▶ Required work
Reproduce the entries in full, with no changes.

:: Raw records

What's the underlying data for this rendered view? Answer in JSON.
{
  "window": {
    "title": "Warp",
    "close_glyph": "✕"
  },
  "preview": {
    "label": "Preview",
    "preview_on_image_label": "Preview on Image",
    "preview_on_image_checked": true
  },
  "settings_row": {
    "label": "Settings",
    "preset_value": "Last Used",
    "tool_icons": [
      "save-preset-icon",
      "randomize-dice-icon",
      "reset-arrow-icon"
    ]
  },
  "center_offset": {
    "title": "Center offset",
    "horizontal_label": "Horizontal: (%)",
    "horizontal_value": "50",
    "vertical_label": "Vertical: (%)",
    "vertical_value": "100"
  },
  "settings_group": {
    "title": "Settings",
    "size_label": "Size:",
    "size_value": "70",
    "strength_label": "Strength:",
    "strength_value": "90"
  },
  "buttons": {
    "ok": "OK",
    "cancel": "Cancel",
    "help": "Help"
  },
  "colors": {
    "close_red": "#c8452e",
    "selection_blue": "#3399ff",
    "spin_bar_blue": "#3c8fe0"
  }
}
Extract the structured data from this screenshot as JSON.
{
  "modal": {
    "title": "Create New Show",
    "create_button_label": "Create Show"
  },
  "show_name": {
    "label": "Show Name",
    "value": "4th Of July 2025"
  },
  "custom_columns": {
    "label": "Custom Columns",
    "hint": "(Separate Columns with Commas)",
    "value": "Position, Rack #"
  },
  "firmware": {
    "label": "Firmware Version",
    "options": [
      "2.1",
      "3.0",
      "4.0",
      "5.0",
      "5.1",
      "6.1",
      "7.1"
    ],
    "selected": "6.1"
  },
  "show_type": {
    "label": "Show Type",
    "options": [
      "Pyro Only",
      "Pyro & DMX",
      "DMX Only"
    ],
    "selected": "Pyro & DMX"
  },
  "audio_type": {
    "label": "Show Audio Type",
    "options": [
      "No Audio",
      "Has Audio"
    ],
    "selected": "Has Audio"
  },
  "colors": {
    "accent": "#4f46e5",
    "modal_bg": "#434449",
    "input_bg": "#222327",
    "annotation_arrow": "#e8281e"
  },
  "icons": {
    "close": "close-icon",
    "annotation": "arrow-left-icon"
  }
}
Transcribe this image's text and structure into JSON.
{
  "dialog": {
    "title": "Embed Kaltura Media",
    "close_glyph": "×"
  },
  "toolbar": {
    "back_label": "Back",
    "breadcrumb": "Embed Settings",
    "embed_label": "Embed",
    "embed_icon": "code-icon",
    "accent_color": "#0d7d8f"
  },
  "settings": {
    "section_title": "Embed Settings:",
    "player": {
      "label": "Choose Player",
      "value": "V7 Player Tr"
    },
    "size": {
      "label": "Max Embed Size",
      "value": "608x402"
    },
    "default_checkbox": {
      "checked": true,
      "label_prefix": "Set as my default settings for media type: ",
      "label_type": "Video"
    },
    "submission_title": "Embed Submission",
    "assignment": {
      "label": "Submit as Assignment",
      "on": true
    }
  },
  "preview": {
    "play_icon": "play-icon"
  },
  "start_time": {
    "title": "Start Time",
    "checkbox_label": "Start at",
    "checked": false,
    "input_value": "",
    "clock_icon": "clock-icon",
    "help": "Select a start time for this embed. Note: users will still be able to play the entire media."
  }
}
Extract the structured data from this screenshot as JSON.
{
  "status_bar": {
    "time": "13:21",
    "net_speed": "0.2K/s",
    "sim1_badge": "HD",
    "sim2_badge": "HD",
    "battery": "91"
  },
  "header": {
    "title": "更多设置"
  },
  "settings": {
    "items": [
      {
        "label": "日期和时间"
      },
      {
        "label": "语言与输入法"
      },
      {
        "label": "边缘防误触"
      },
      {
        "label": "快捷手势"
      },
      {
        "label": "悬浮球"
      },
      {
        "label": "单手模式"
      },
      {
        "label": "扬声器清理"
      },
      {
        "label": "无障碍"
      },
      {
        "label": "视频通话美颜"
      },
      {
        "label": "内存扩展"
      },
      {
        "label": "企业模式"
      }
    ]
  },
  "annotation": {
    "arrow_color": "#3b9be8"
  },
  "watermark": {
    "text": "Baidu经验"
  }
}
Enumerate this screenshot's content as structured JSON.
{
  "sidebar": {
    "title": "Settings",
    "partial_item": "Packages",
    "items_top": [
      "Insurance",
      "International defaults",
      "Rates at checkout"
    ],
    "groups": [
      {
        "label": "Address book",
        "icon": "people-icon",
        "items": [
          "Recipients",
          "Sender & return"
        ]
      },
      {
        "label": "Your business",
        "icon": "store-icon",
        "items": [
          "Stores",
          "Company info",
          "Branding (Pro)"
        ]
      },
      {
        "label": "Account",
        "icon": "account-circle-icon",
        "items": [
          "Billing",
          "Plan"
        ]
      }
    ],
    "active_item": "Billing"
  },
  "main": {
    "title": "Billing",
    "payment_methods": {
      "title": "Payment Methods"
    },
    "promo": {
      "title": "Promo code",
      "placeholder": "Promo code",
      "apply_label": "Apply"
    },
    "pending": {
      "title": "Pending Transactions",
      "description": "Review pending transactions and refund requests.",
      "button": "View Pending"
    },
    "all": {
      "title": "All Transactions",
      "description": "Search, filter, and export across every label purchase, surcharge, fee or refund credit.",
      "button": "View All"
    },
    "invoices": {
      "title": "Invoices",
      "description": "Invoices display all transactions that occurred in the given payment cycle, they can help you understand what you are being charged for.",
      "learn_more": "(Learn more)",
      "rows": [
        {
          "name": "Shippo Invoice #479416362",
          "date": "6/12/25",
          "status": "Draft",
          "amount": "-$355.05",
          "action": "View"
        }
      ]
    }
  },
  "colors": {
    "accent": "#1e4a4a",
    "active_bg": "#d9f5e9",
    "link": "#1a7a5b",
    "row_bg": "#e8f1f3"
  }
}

::::

▶ Right answer
What's the underlying data for this rendered view? Answer in JSON.
{
  "window": {
    "title": "Warp",
    "close_glyph": "✕"
  },
  "preview": {
    "label": "Preview",
    "preview_on_image_label": "Preview on Image",
    "preview_on_image_checked": true
  },
  "settings_row": {
    "label": "Settings",
    "preset_value": "Last Used",
    "tool_icons": [
      "save-preset-icon",
      "randomize-dice-icon",
      "reset-arrow-icon"
    ]
  },
  "center_offset": {
    "title": "Center offset",
    "horizontal_label": "Horizontal: (%)",
    "horizontal_value": "50",
    "vertical_label": "Vertical: (%)",
    "vertical_value": "100"
  },
  "settings_group": {
    "title": "Settings",
    "size_label": "Size:",
    "size_value": "70",
    "strength_label": "Strength:",
    "strength_value": "90"
  },
  "buttons": {
    "ok": "OK",
    "cancel": "Cancel",
    "help": "Help"
  },
  "colors": {
    "close_red": "#c8452e",
    "selection_blue": "#3399ff",
    "spin_bar_blue": "#3c8fe0"
  }
}
Extract the structured data from this screenshot as JSON.
{
  "modal": {
    "title": "Create New Show",
    "create_button_label": "Create Show"
  },
  "show_name": {
    "label": "Show Name",
    "value": "4th Of July 2025"
  },
  "custom_columns": {
    "label": "Custom Columns",
    "hint": "(Separate Columns with Commas)",
    "value": "Position, Rack #"
  },
  "firmware": {
    "label": "Firmware Version",
    "options": [
      "2.1",
      "3.0",
      "4.0",
      "5.0",
      "5.1",
      "6.1",
      "7.1"
    ],
    "selected": "6.1"
  },
  "show_type": {
    "label": "Show Type",
    "options": [
      "Pyro Only",
      "Pyro & DMX",
      "DMX Only"
    ],
    "selected": "Pyro & DMX"
  },
  "audio_type": {
    "label": "Show Audio Type",
    "options": [
      "No Audio",
      "Has Audio"
    ],
    "selected": "Has Audio"
  },
  "colors": {
    "accent": "#4f46e5",
    "modal_bg": "#434449",
    "input_bg": "#222327",
    "annotation_arrow": "#e8281e"
  },
  "icons": {
    "close": "close-icon",
    "annotation": "arrow-left-icon"
  }
}
Transcribe this image's text and structure into JSON.
{
  "dialog": {
    "title": "Embed Kaltura Media",
    "close_glyph": "×"
  },
  "toolbar": {
    "back_label": "Back",
    "breadcrumb": "Embed Settings",
    "embed_label": "Embed",
    "embed_icon": "code-icon",
    "accent_color": "#0d7d8f"
  },
  "settings": {
    "section_title": "Embed Settings:",
    "player": {
      "label": "Choose Player",
      "value": "V7 Player Tr"
    },
    "size": {
      "label": "Max Embed Size",
      "value": "608x402"
    },
    "default_checkbox": {
      "checked": true,
      "label_prefix": "Set as my default settings for media type: ",
      "label_type": "Video"
    },
    "submission_title": "Embed Submission",
    "assignment": {
      "label": "Submit as Assignment",
      "on": true
    }
  },
  "preview": {
    "play_icon": "play-icon"
  },
  "start_time": {
    "title": "Start Time",
    "checkbox_label": "Start at",
    "checked": false,
    "input_value": "",
    "clock_icon": "clock-icon",
    "help": "Select a start time for this embed. Note: users will still be able to play the entire media."
  }
}
Extract the structured data from this screenshot as JSON.
{
  "status_bar": {
    "time": "13:21",
    "net_speed": "0.2K/s",
    "sim1_badge": "HD",
    "sim2_badge": "HD",
    "battery": "91"
  },
  "header": {
    "title": "更多设置"
  },
  "settings": {
    "items": [
      {
        "label": "日期和时间"
      },
      {
        "label": "语言与输入法"
      },
      {
        "label": "边缘防误触"
      },
      {
        "label": "快捷手势"
      },
      {
        "label": "悬浮球"
      },
      {
        "label": "单手模式"
      },
      {
        "label": "扬声器清理"
      },
      {
        "label": "无障碍"
      },
      {
        "label": "视频通话美颜"
      },
      {
        "label": "内存扩展"
      },
      {
        "label": "企业模式"
      }
    ]
  },
  "annotation": {
    "arrow_color": "#3b9be8"
  },
  "watermark": {
    "text": "Baidu经验"
  }
}
Enumerate this screenshot's content as structured JSON.
{
  "sidebar": {
    "title": "Settings",
    "partial_item": "Packages",
    "items_top": [
      "Insurance",
      "International defaults",
      "Rates at checkout"
    ],
    "groups": [
      {
        "label": "Address book",
        "icon": "people-icon",
        "items": [
          "Recipients",
          "Sender & return"
        ]
      },
      {
        "label": "Your business",
        "icon": "store-icon",
        "items": [
          "Stores",
          "Company info",
          "Branding (Pro)"
        ]
      },
      {
        "label": "Account",
        "icon": "account-circle-icon",
        "items": [
          "Billing",
          "Plan"
        ]
      }
    ],
    "active_item": "Billing"
  },
  "main": {
    "title": "Billing",
    "payment_methods": {
      "title": "Payment Methods"
    },
    "promo": {
      "title": "Promo code",
      "placeholder": "Promo code",
      "apply_label": "Apply"
    },
    "pending": {
      "title": "Pending Transactions",
      "description": "Review pending transactions and refund requests.",
      "button": "View Pending"
    },
    "all": {
      "title": "All Transactions",
      "description": "Search, filter, and export across every label purchase, surcharge, fee or refund credit.",
      "button": "View All"
    },
    "invoices": {
      "title": "Invoices",
      "description": "Invoices display all transactions that occurred in the given payment cycle, they can help you understand what you are being charged for.",
      "learn_more": "(Learn more)",
      "rows": [
        {
          "name": "Shippo Invoice #479416362",
          "date": "6/12/25",
          "status": "Draft",
          "amount": "-$355.05",
          "action": "View"
        }
      ]
    }
  },
  "colors": {
    "accent": "#1e4a4a",
    "active_bg": "#d9f5e9",
    "link": "#1a7a5b",
    "row_bg": "#e8f1f3"
  }
}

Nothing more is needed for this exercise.